### Problem to work on
Of all the lines in the records, how many hold the word "name"? Answer with the number only.
* Start *
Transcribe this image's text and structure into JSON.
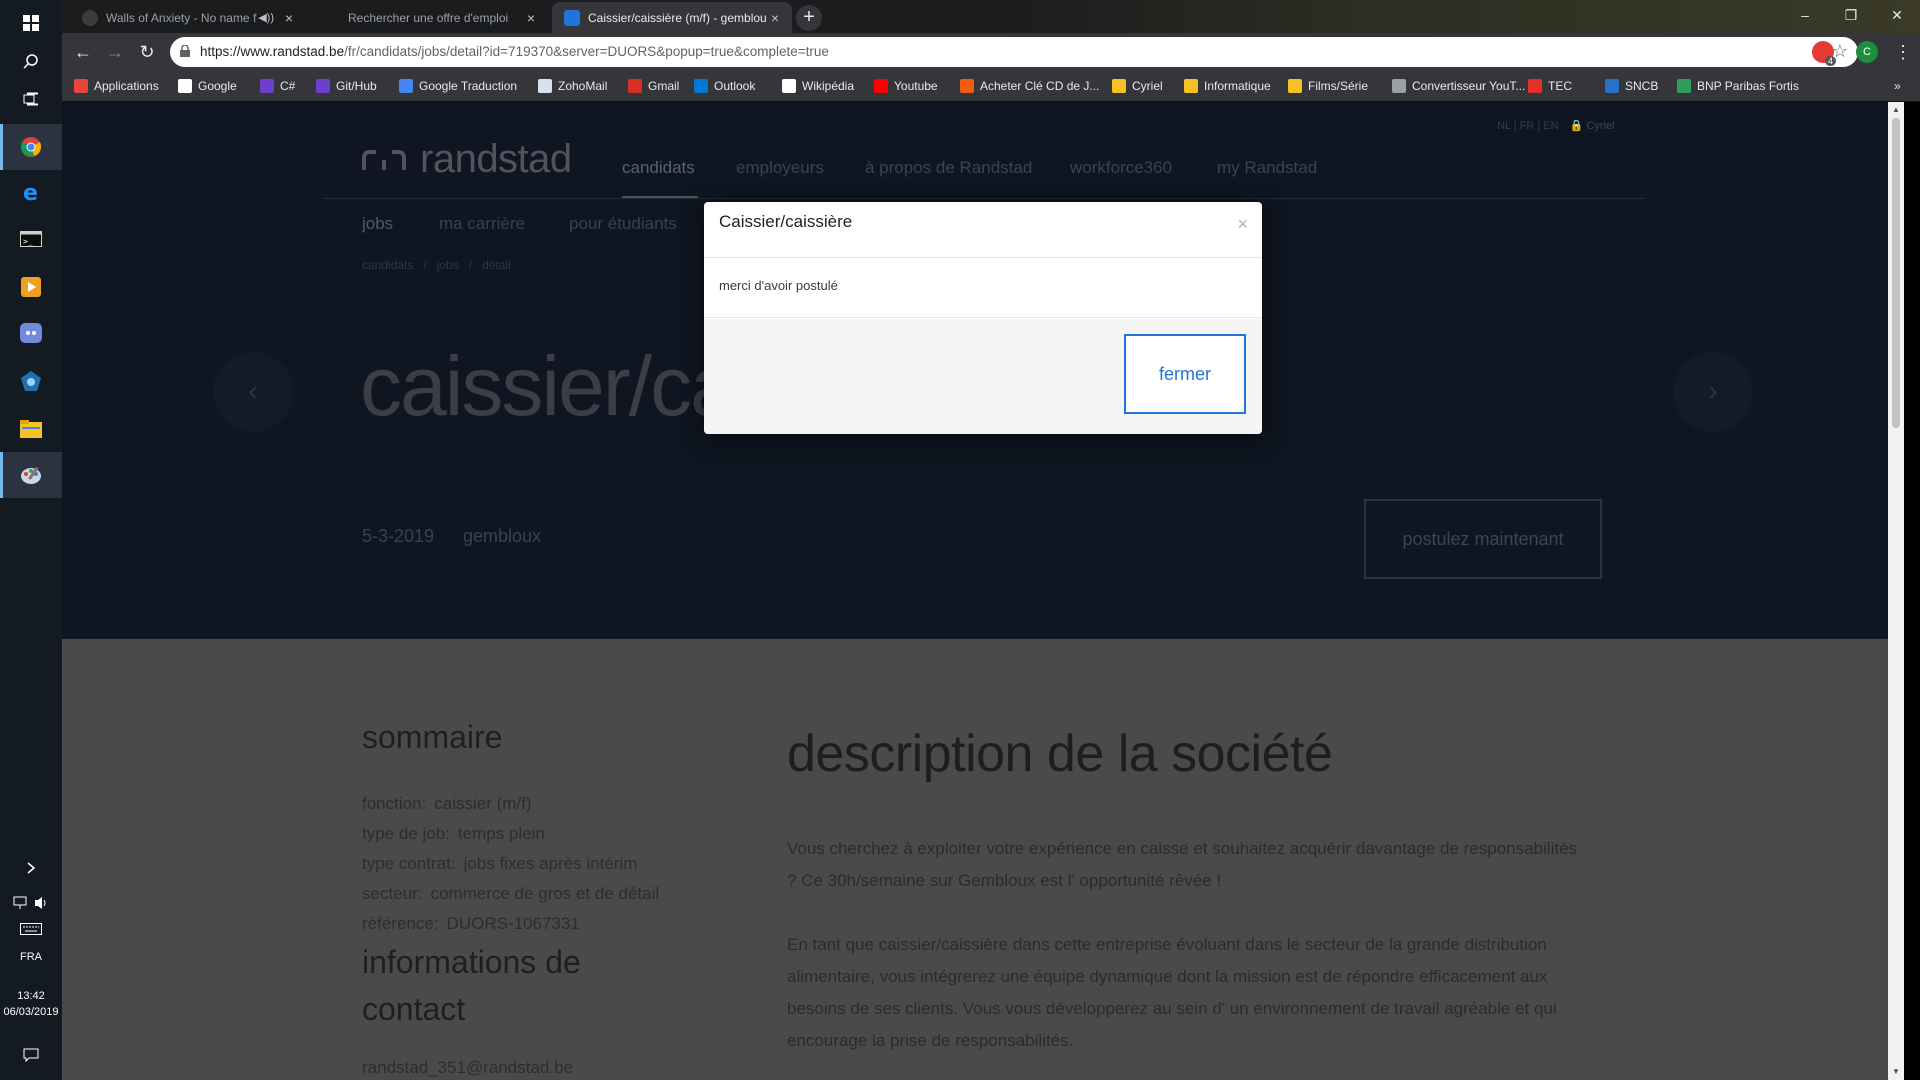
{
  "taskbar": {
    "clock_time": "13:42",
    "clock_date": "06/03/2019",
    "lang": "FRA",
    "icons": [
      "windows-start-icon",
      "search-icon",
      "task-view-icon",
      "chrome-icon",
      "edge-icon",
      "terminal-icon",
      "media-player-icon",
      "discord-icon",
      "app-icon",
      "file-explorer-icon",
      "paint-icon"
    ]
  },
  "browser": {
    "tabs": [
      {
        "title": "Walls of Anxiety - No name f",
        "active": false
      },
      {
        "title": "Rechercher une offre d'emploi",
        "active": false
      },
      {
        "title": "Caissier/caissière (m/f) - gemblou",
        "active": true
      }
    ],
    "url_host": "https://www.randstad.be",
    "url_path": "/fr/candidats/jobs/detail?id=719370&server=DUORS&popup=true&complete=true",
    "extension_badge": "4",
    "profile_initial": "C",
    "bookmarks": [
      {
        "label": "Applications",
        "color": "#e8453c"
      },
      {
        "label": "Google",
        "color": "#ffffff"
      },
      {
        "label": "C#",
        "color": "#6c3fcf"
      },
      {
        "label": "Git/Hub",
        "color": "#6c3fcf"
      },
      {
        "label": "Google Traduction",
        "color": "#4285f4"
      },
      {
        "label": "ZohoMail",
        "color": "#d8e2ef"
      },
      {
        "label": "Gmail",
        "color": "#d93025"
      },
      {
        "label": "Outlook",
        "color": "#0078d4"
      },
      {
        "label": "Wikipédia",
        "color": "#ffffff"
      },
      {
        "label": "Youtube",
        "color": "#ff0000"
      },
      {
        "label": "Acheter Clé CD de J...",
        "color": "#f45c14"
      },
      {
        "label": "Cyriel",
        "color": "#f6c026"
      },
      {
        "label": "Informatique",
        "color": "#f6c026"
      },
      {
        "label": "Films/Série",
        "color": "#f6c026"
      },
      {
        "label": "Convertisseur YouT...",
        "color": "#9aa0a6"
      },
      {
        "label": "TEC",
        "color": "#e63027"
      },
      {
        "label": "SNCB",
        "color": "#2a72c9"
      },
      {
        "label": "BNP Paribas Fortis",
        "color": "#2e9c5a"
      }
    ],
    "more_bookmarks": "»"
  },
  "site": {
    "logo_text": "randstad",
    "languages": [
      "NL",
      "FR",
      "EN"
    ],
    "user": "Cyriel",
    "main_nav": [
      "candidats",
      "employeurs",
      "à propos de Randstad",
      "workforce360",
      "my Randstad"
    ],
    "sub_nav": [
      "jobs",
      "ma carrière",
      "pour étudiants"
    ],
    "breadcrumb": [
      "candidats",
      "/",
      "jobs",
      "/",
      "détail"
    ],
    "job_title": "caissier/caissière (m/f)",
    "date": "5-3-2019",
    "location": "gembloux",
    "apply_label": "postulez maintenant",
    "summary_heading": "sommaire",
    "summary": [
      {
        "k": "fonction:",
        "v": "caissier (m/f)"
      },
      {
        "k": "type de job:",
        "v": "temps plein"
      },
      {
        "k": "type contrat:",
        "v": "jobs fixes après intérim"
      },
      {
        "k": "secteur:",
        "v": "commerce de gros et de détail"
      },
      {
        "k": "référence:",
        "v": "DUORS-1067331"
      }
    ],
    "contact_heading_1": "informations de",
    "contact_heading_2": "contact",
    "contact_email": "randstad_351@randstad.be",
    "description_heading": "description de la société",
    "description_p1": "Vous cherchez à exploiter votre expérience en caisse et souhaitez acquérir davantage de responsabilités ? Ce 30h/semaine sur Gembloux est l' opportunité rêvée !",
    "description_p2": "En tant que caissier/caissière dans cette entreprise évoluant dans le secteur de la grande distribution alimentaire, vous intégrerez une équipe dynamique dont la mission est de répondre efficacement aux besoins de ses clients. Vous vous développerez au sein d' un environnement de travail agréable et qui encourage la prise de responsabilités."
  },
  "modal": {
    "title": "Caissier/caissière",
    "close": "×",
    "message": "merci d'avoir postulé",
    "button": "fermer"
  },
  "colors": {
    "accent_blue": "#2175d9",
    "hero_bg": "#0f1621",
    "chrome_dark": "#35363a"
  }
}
* End *
* Start *
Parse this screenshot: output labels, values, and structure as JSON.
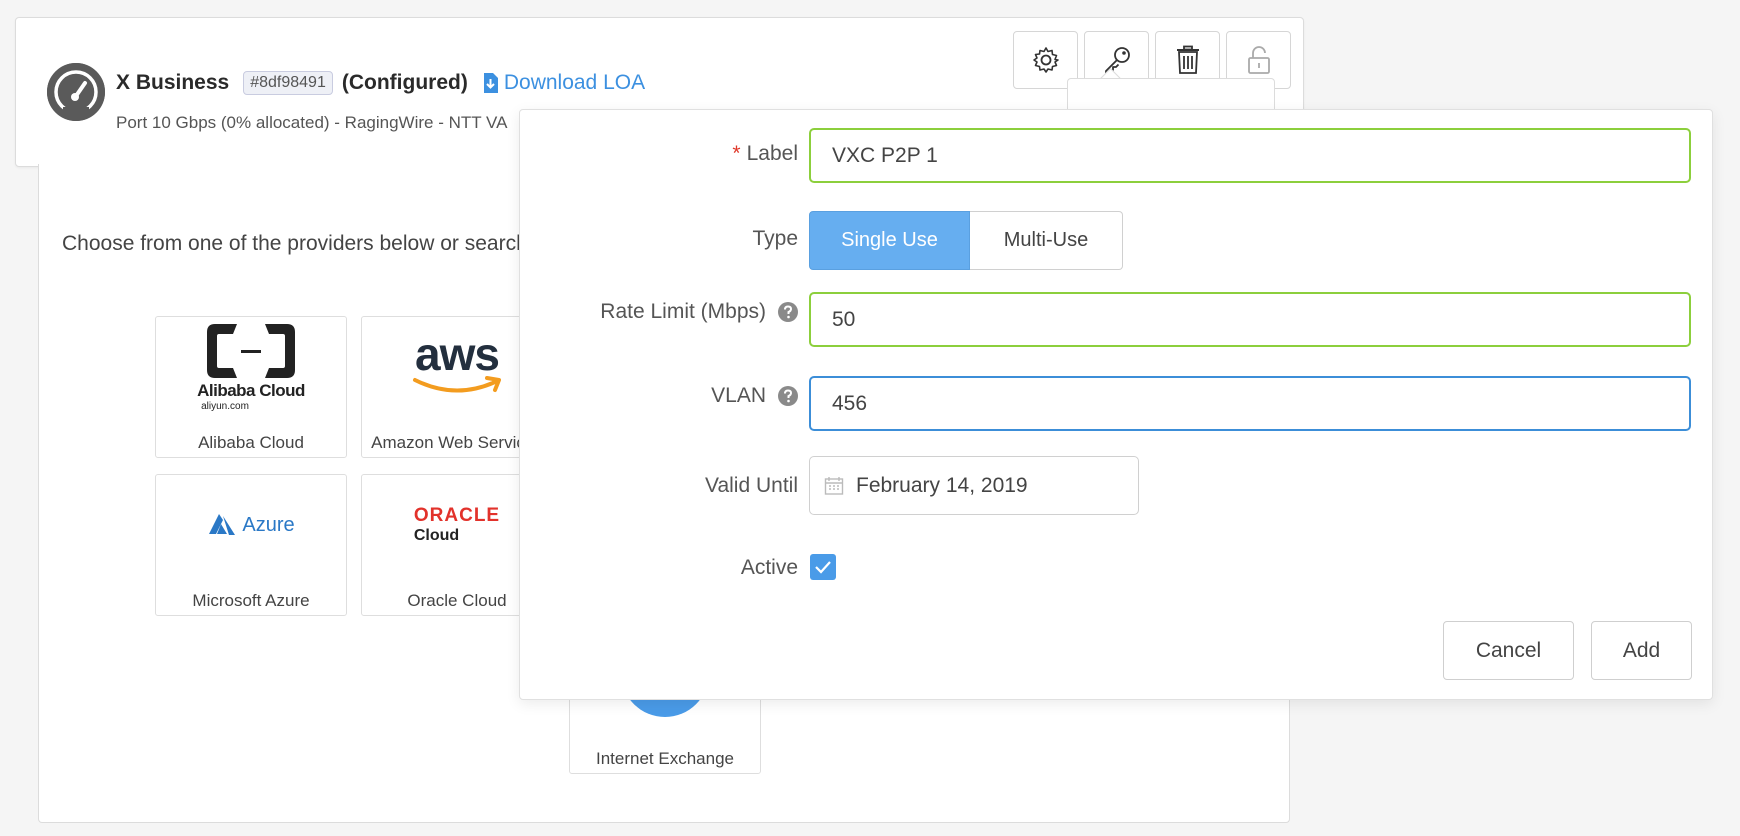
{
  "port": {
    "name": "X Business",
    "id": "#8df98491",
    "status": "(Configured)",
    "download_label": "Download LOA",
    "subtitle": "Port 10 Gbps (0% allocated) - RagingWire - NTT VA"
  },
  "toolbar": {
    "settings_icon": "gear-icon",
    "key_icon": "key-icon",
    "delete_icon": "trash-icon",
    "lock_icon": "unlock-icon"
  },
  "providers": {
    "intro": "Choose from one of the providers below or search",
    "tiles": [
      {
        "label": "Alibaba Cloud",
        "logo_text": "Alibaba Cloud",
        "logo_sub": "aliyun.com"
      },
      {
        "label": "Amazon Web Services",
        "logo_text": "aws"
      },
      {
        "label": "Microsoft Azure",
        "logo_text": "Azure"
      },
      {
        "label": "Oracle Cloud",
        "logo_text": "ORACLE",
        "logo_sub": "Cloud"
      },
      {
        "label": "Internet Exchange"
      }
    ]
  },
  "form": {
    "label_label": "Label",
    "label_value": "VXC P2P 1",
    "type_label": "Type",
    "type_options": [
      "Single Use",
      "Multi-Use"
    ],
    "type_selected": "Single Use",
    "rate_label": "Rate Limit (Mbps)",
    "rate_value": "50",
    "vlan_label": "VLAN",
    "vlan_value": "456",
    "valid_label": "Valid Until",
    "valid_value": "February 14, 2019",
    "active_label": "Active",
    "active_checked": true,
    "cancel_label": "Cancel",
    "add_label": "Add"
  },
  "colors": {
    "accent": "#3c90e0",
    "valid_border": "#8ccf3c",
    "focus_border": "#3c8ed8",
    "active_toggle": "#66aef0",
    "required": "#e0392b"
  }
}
* End *
### Problem solution
2